- Written instruction:
Repeat every record below exactly, leaving out the pictures.

===== Input rows

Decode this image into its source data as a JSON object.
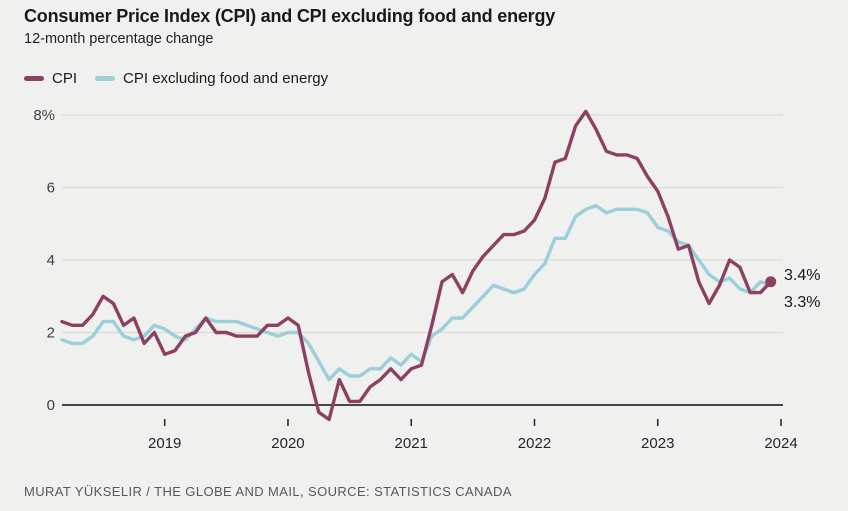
{
  "page": {
    "title": "Consumer Price Index (CPI) and CPI excluding food and energy",
    "subtitle": "12-month percentage change",
    "credit": "MURAT YÜKSELIR / THE GLOBE AND MAIL, SOURCE: STATISTICS CANADA"
  },
  "colors": {
    "background": "#f0f0ee",
    "cpi_line": "#8c4162",
    "core_line": "#9bcfd9",
    "grid": "#d9d9d8",
    "axis": "#2e2e2e"
  },
  "chart_data": {
    "type": "line",
    "title": "Consumer Price Index (CPI) and CPI excluding food and energy",
    "subtitle": "12-month percentage change",
    "xlabel": "",
    "ylabel": "12-month percentage change",
    "grid": "horizontal",
    "legend_position": "top-left",
    "frequency": "monthly",
    "ylim": [
      -0.5,
      8.3
    ],
    "x": [
      "2018-03",
      "2018-04",
      "2018-05",
      "2018-06",
      "2018-07",
      "2018-08",
      "2018-09",
      "2018-10",
      "2018-11",
      "2018-12",
      "2019-01",
      "2019-02",
      "2019-03",
      "2019-04",
      "2019-05",
      "2019-06",
      "2019-07",
      "2019-08",
      "2019-09",
      "2019-10",
      "2019-11",
      "2019-12",
      "2020-01",
      "2020-02",
      "2020-03",
      "2020-04",
      "2020-05",
      "2020-06",
      "2020-07",
      "2020-08",
      "2020-09",
      "2020-10",
      "2020-11",
      "2020-12",
      "2021-01",
      "2021-02",
      "2021-03",
      "2021-04",
      "2021-05",
      "2021-06",
      "2021-07",
      "2021-08",
      "2021-09",
      "2021-10",
      "2021-11",
      "2021-12",
      "2022-01",
      "2022-02",
      "2022-03",
      "2022-04",
      "2022-05",
      "2022-06",
      "2022-07",
      "2022-08",
      "2022-09",
      "2022-10",
      "2022-11",
      "2022-12",
      "2023-01",
      "2023-02",
      "2023-03",
      "2023-04",
      "2023-05",
      "2023-06",
      "2023-07",
      "2023-08",
      "2023-09",
      "2023-10",
      "2023-11",
      "2023-12"
    ],
    "series": [
      {
        "name": "CPI",
        "color": "#8c4162",
        "end_label": "3.4%",
        "end_dot": true,
        "values": [
          2.3,
          2.2,
          2.2,
          2.5,
          3.0,
          2.8,
          2.2,
          2.4,
          1.7,
          2.0,
          1.4,
          1.5,
          1.9,
          2.0,
          2.4,
          2.0,
          2.0,
          1.9,
          1.9,
          1.9,
          2.2,
          2.2,
          2.4,
          2.2,
          0.9,
          -0.2,
          -0.4,
          0.7,
          0.1,
          0.1,
          0.5,
          0.7,
          1.0,
          0.7,
          1.0,
          1.1,
          2.2,
          3.4,
          3.6,
          3.1,
          3.7,
          4.1,
          4.4,
          4.7,
          4.7,
          4.8,
          5.1,
          5.7,
          6.7,
          6.8,
          7.7,
          8.1,
          7.6,
          7.0,
          6.9,
          6.9,
          6.8,
          6.3,
          5.9,
          5.2,
          4.3,
          4.4,
          3.4,
          2.8,
          3.3,
          4.0,
          3.8,
          3.1,
          3.1,
          3.4
        ]
      },
      {
        "name": "CPI excluding food and energy",
        "color": "#9bcfd9",
        "end_label": "3.3%",
        "end_dot": false,
        "values": [
          1.8,
          1.7,
          1.7,
          1.9,
          2.3,
          2.3,
          1.9,
          1.8,
          1.9,
          2.2,
          2.1,
          1.9,
          1.8,
          2.1,
          2.4,
          2.3,
          2.3,
          2.3,
          2.2,
          2.1,
          2.0,
          1.9,
          2.0,
          2.0,
          1.7,
          1.2,
          0.7,
          1.0,
          0.8,
          0.8,
          1.0,
          1.0,
          1.3,
          1.1,
          1.4,
          1.2,
          1.9,
          2.1,
          2.4,
          2.4,
          2.7,
          3.0,
          3.3,
          3.2,
          3.1,
          3.2,
          3.6,
          3.9,
          4.6,
          4.6,
          5.2,
          5.4,
          5.5,
          5.3,
          5.4,
          5.4,
          5.4,
          5.3,
          4.9,
          4.8,
          4.5,
          4.4,
          4.0,
          3.6,
          3.4,
          3.5,
          3.2,
          3.1,
          3.4,
          3.3
        ]
      }
    ],
    "y_ticks": [
      {
        "value": 8,
        "label": "8%"
      },
      {
        "value": 6,
        "label": "6"
      },
      {
        "value": 4,
        "label": "4"
      },
      {
        "value": 2,
        "label": "2"
      },
      {
        "value": 0,
        "label": "0"
      }
    ],
    "x_ticks": [
      {
        "month_index": 10,
        "label": "2019"
      },
      {
        "month_index": 22,
        "label": "2020"
      },
      {
        "month_index": 34,
        "label": "2021"
      },
      {
        "month_index": 46,
        "label": "2022"
      },
      {
        "month_index": 58,
        "label": "2023"
      },
      {
        "month_index": 70,
        "label": "2024"
      }
    ]
  }
}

==========

- Result of this task:
Decode this image into its source data as a JSON object.
{
  "page": {
    "title": "Consumer Price Index (CPI) and CPI excluding food and energy",
    "subtitle": "12-month percentage change",
    "credit": "MURAT YÜKSELIR / THE GLOBE AND MAIL, SOURCE: STATISTICS CANADA"
  },
  "colors": {
    "background": "#f0f0ee",
    "cpi_line": "#8c4162",
    "core_line": "#9bcfd9",
    "grid": "#d9d9d8",
    "axis": "#2e2e2e"
  },
  "chart_data": {
    "type": "line",
    "title": "Consumer Price Index (CPI) and CPI excluding food and energy",
    "subtitle": "12-month percentage change",
    "xlabel": "",
    "ylabel": "12-month percentage change",
    "grid": "horizontal",
    "legend_position": "top-left",
    "frequency": "monthly",
    "ylim": [
      -0.5,
      8.3
    ],
    "x": [
      "2018-03",
      "2018-04",
      "2018-05",
      "2018-06",
      "2018-07",
      "2018-08",
      "2018-09",
      "2018-10",
      "2018-11",
      "2018-12",
      "2019-01",
      "2019-02",
      "2019-03",
      "2019-04",
      "2019-05",
      "2019-06",
      "2019-07",
      "2019-08",
      "2019-09",
      "2019-10",
      "2019-11",
      "2019-12",
      "2020-01",
      "2020-02",
      "2020-03",
      "2020-04",
      "2020-05",
      "2020-06",
      "2020-07",
      "2020-08",
      "2020-09",
      "2020-10",
      "2020-11",
      "2020-12",
      "2021-01",
      "2021-02",
      "2021-03",
      "2021-04",
      "2021-05",
      "2021-06",
      "2021-07",
      "2021-08",
      "2021-09",
      "2021-10",
      "2021-11",
      "2021-12",
      "2022-01",
      "2022-02",
      "2022-03",
      "2022-04",
      "2022-05",
      "2022-06",
      "2022-07",
      "2022-08",
      "2022-09",
      "2022-10",
      "2022-11",
      "2022-12",
      "2023-01",
      "2023-02",
      "2023-03",
      "2023-04",
      "2023-05",
      "2023-06",
      "2023-07",
      "2023-08",
      "2023-09",
      "2023-10",
      "2023-11",
      "2023-12"
    ],
    "series": [
      {
        "name": "CPI",
        "color": "#8c4162",
        "end_label": "3.4%",
        "end_dot": true,
        "values": [
          2.3,
          2.2,
          2.2,
          2.5,
          3.0,
          2.8,
          2.2,
          2.4,
          1.7,
          2.0,
          1.4,
          1.5,
          1.9,
          2.0,
          2.4,
          2.0,
          2.0,
          1.9,
          1.9,
          1.9,
          2.2,
          2.2,
          2.4,
          2.2,
          0.9,
          -0.2,
          -0.4,
          0.7,
          0.1,
          0.1,
          0.5,
          0.7,
          1.0,
          0.7,
          1.0,
          1.1,
          2.2,
          3.4,
          3.6,
          3.1,
          3.7,
          4.1,
          4.4,
          4.7,
          4.7,
          4.8,
          5.1,
          5.7,
          6.7,
          6.8,
          7.7,
          8.1,
          7.6,
          7.0,
          6.9,
          6.9,
          6.8,
          6.3,
          5.9,
          5.2,
          4.3,
          4.4,
          3.4,
          2.8,
          3.3,
          4.0,
          3.8,
          3.1,
          3.1,
          3.4
        ]
      },
      {
        "name": "CPI excluding food and energy",
        "color": "#9bcfd9",
        "end_label": "3.3%",
        "end_dot": false,
        "values": [
          1.8,
          1.7,
          1.7,
          1.9,
          2.3,
          2.3,
          1.9,
          1.8,
          1.9,
          2.2,
          2.1,
          1.9,
          1.8,
          2.1,
          2.4,
          2.3,
          2.3,
          2.3,
          2.2,
          2.1,
          2.0,
          1.9,
          2.0,
          2.0,
          1.7,
          1.2,
          0.7,
          1.0,
          0.8,
          0.8,
          1.0,
          1.0,
          1.3,
          1.1,
          1.4,
          1.2,
          1.9,
          2.1,
          2.4,
          2.4,
          2.7,
          3.0,
          3.3,
          3.2,
          3.1,
          3.2,
          3.6,
          3.9,
          4.6,
          4.6,
          5.2,
          5.4,
          5.5,
          5.3,
          5.4,
          5.4,
          5.4,
          5.3,
          4.9,
          4.8,
          4.5,
          4.4,
          4.0,
          3.6,
          3.4,
          3.5,
          3.2,
          3.1,
          3.4,
          3.3
        ]
      }
    ],
    "y_ticks": [
      {
        "value": 8,
        "label": "8%"
      },
      {
        "value": 6,
        "label": "6"
      },
      {
        "value": 4,
        "label": "4"
      },
      {
        "value": 2,
        "label": "2"
      },
      {
        "value": 0,
        "label": "0"
      }
    ],
    "x_ticks": [
      {
        "month_index": 10,
        "label": "2019"
      },
      {
        "month_index": 22,
        "label": "2020"
      },
      {
        "month_index": 34,
        "label": "2021"
      },
      {
        "month_index": 46,
        "label": "2022"
      },
      {
        "month_index": 58,
        "label": "2023"
      },
      {
        "month_index": 70,
        "label": "2024"
      }
    ]
  }
}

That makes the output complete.